+++ Exercise materials +++
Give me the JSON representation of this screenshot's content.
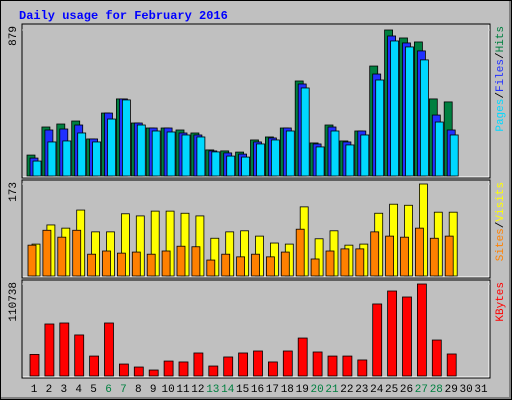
{
  "chart_data": [
    {
      "type": "bar",
      "title": "Daily usage for February 2016",
      "ylim": [
        0,
        879
      ],
      "yticks": [
        879
      ],
      "legend_separator": "/",
      "series": [
        {
          "name": "Hits",
          "color": "#008040",
          "values": [
            126,
            295,
            313,
            331,
            223,
            379,
            464,
            319,
            289,
            289,
            277,
            259,
            157,
            151,
            144,
            217,
            235,
            289,
            572,
            199,
            307,
            211,
            271,
            662,
            879,
            831,
            807,
            464,
            446,
            null,
            null
          ]
        },
        {
          "name": "Files",
          "color": "#2030ff",
          "values": [
            108,
            277,
            283,
            307,
            223,
            379,
            464,
            319,
            289,
            289,
            259,
            247,
            151,
            139,
            132,
            205,
            229,
            289,
            554,
            193,
            295,
            205,
            271,
            614,
            843,
            801,
            753,
            367,
            277,
            null,
            null
          ]
        },
        {
          "name": "Pages",
          "color": "#00d8ff",
          "values": [
            90,
            205,
            211,
            259,
            205,
            343,
            458,
            307,
            271,
            265,
            247,
            235,
            145,
            120,
            114,
            193,
            217,
            271,
            530,
            175,
            271,
            187,
            247,
            578,
            813,
            777,
            699,
            325,
            247,
            null,
            null
          ]
        }
      ]
    },
    {
      "type": "bar",
      "ylim": [
        0,
        173
      ],
      "yticks": [
        173
      ],
      "legend_separator": "/",
      "series": [
        {
          "name": "Visits",
          "color": "#ffff00",
          "values": [
            60,
            96,
            90,
            124,
            83,
            83,
            117,
            113,
            122,
            122,
            118,
            113,
            71,
            83,
            85,
            75,
            62,
            60,
            130,
            70,
            85,
            58,
            60,
            118,
            135,
            133,
            173,
            120,
            120,
            null,
            null
          ]
        },
        {
          "name": "Sites",
          "color": "#ff8000",
          "values": [
            58,
            86,
            73,
            86,
            41,
            47,
            43,
            45,
            41,
            47,
            56,
            55,
            30,
            41,
            36,
            41,
            36,
            45,
            88,
            32,
            47,
            51,
            51,
            83,
            75,
            73,
            90,
            71,
            75,
            null,
            null
          ]
        }
      ]
    },
    {
      "type": "bar",
      "ylim": [
        0,
        110738
      ],
      "yticks": [
        110738
      ],
      "categories": [
        "1",
        "2",
        "3",
        "4",
        "5",
        "6",
        "7",
        "8",
        "9",
        "10",
        "11",
        "12",
        "13",
        "14",
        "15",
        "16",
        "17",
        "18",
        "19",
        "20",
        "21",
        "22",
        "23",
        "24",
        "25",
        "26",
        "27",
        "28",
        "29",
        "30",
        "31"
      ],
      "category_colors": [
        "#000",
        "#000",
        "#000",
        "#000",
        "#000",
        "#008040",
        "#008040",
        "#000",
        "#000",
        "#000",
        "#000",
        "#000",
        "#008040",
        "#008040",
        "#000",
        "#000",
        "#000",
        "#000",
        "#000",
        "#008040",
        "#008040",
        "#000",
        "#000",
        "#000",
        "#000",
        "#000",
        "#008040",
        "#008040",
        "#000",
        "#000",
        "#000"
      ],
      "series": [
        {
          "name": "KBytes",
          "color": "#ff0000",
          "values": [
            26000,
            62600,
            63800,
            49400,
            24000,
            63800,
            14400,
            10800,
            7200,
            18000,
            16900,
            27700,
            12000,
            22900,
            27700,
            30100,
            16900,
            30100,
            45700,
            28900,
            24000,
            24000,
            19300,
            86700,
            102300,
            95100,
            110738,
            43300,
            26500,
            null,
            null
          ]
        }
      ]
    }
  ]
}
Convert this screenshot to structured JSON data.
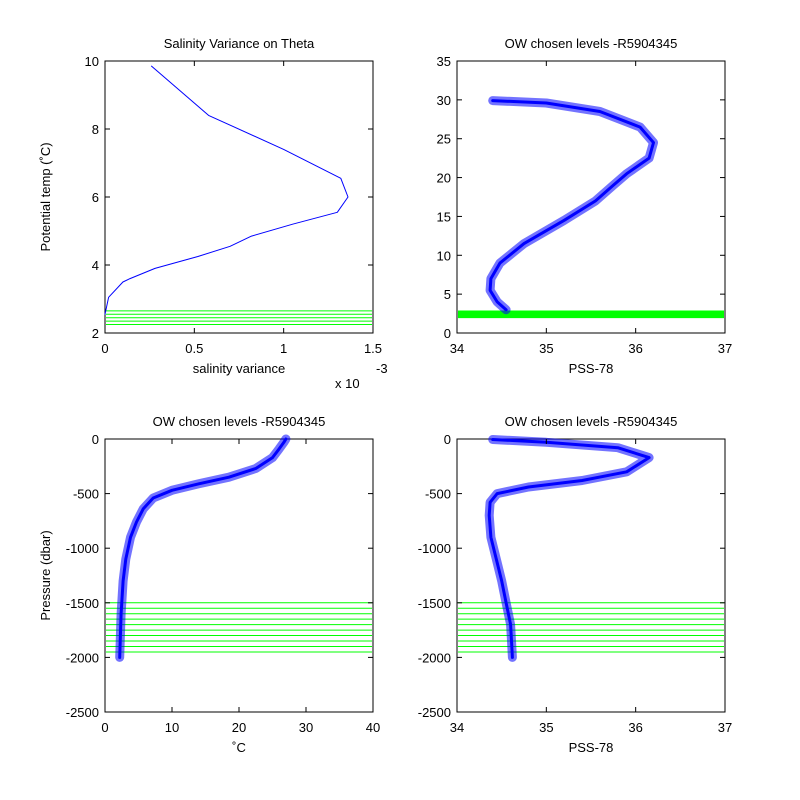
{
  "chart_data": [
    {
      "type": "line",
      "title": "Salinity Variance on Theta",
      "xlabel": "salinity variance",
      "ylabel": "Potential temp (˚C)",
      "xlim": [
        0,
        1.5
      ],
      "ylim": [
        2,
        10
      ],
      "x_ticks": [
        0,
        0.5,
        1,
        1.5
      ],
      "x_tick_labels": [
        "0",
        "0.5",
        "1",
        "1.5"
      ],
      "y_ticks": [
        2,
        4,
        6,
        8,
        10
      ],
      "y_tick_labels": [
        "2",
        "4",
        "6",
        "8",
        "10"
      ],
      "x_exponent_text": "x 10",
      "x_exponent_power": "-3",
      "grid": false,
      "series": [
        {
          "color": "#0000ff",
          "x": [
            0.0,
            0.02,
            0.1,
            0.14,
            0.28,
            0.52,
            0.7,
            0.82,
            1.05,
            1.3,
            1.36,
            1.32,
            1.0,
            0.58,
            0.26
          ],
          "y": [
            2.55,
            3.05,
            3.5,
            3.6,
            3.9,
            4.25,
            4.55,
            4.85,
            5.2,
            5.55,
            6.0,
            6.55,
            7.4,
            8.4,
            9.85
          ]
        }
      ],
      "hlines": {
        "color": "#00ff00",
        "values": [
          2.25,
          2.35,
          2.45,
          2.55,
          2.65
        ]
      }
    },
    {
      "type": "line",
      "title": "OW chosen levels -R5904345",
      "xlabel": "PSS-78",
      "ylabel": "",
      "xlim": [
        34,
        37
      ],
      "ylim": [
        0,
        35
      ],
      "x_ticks": [
        34,
        35,
        36,
        37
      ],
      "x_tick_labels": [
        "34",
        "35",
        "36",
        "37"
      ],
      "y_ticks": [
        0,
        5,
        10,
        15,
        20,
        25,
        30,
        35
      ],
      "y_tick_labels": [
        "0",
        "5",
        "10",
        "15",
        "20",
        "25",
        "30",
        "35"
      ],
      "grid": false,
      "series": [
        {
          "color": "#0000ff",
          "x": [
            34.55,
            34.45,
            34.37,
            34.38,
            34.48,
            34.75,
            35.2,
            35.55,
            35.75,
            35.9,
            36.15,
            36.2,
            36.05,
            35.6,
            35.0,
            34.4
          ],
          "y": [
            3.0,
            4.0,
            5.5,
            7.0,
            9.0,
            11.5,
            14.5,
            17.0,
            19.0,
            20.5,
            22.5,
            24.5,
            26.5,
            28.5,
            29.6,
            29.9
          ]
        }
      ],
      "hlines": {
        "color": "#00ff00",
        "values": [
          2.1,
          2.3,
          2.5,
          2.7
        ]
      }
    },
    {
      "type": "line",
      "title": "OW chosen levels -R5904345",
      "xlabel": "˚C",
      "ylabel": "Pressure (dbar)",
      "xlim": [
        0,
        40
      ],
      "ylim": [
        -2500,
        0
      ],
      "x_ticks": [
        0,
        10,
        20,
        30,
        40
      ],
      "x_tick_labels": [
        "0",
        "10",
        "20",
        "30",
        "40"
      ],
      "y_ticks": [
        -2500,
        -2000,
        -1500,
        -1000,
        -500,
        0
      ],
      "y_tick_labels": [
        "-2500",
        "-2000",
        "-1500",
        "-1000",
        "-500",
        "0"
      ],
      "grid": false,
      "series": [
        {
          "color": "#0000ff",
          "x": [
            2.2,
            2.4,
            2.7,
            3.1,
            3.8,
            4.7,
            5.7,
            7.2,
            10.0,
            14.0,
            18.5,
            22.5,
            25.0,
            26.0,
            26.7,
            27.0
          ],
          "y": [
            -2000,
            -1600,
            -1300,
            -1100,
            -900,
            -760,
            -640,
            -540,
            -470,
            -410,
            -350,
            -270,
            -170,
            -90,
            -30,
            0
          ]
        }
      ],
      "hlines": {
        "color": "#00ff00",
        "values": [
          -1500,
          -1550,
          -1600,
          -1650,
          -1700,
          -1750,
          -1800,
          -1850,
          -1900,
          -1950
        ]
      }
    },
    {
      "type": "line",
      "title": "OW chosen levels -R5904345",
      "xlabel": "PSS-78",
      "ylabel": "",
      "xlim": [
        34,
        37
      ],
      "ylim": [
        -2500,
        0
      ],
      "x_ticks": [
        34,
        35,
        36,
        37
      ],
      "x_tick_labels": [
        "34",
        "35",
        "36",
        "37"
      ],
      "y_ticks": [
        -2500,
        -2000,
        -1500,
        -1000,
        -500,
        0
      ],
      "y_tick_labels": [
        "-2500",
        "-2000",
        "-1500",
        "-1000",
        "-500",
        "0"
      ],
      "grid": false,
      "series": [
        {
          "color": "#0000ff",
          "x": [
            34.62,
            34.6,
            34.55,
            34.5,
            34.44,
            34.38,
            34.36,
            34.37,
            34.45,
            34.8,
            35.4,
            35.9,
            36.15,
            35.8,
            35.0,
            34.4
          ],
          "y": [
            -2000,
            -1700,
            -1500,
            -1300,
            -1100,
            -900,
            -700,
            -580,
            -500,
            -440,
            -380,
            -300,
            -170,
            -80,
            -30,
            -5
          ]
        }
      ],
      "hlines": {
        "color": "#00ff00",
        "values": [
          -1500,
          -1550,
          -1600,
          -1650,
          -1700,
          -1750,
          -1800,
          -1850,
          -1900,
          -1950
        ]
      }
    }
  ]
}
+++
Exercise directions.
Copy all lines from the material that include "screenshot".

Output below.
Give me the JSON representation of this screenshot's content.
Convert this screenshot to structured JSON data.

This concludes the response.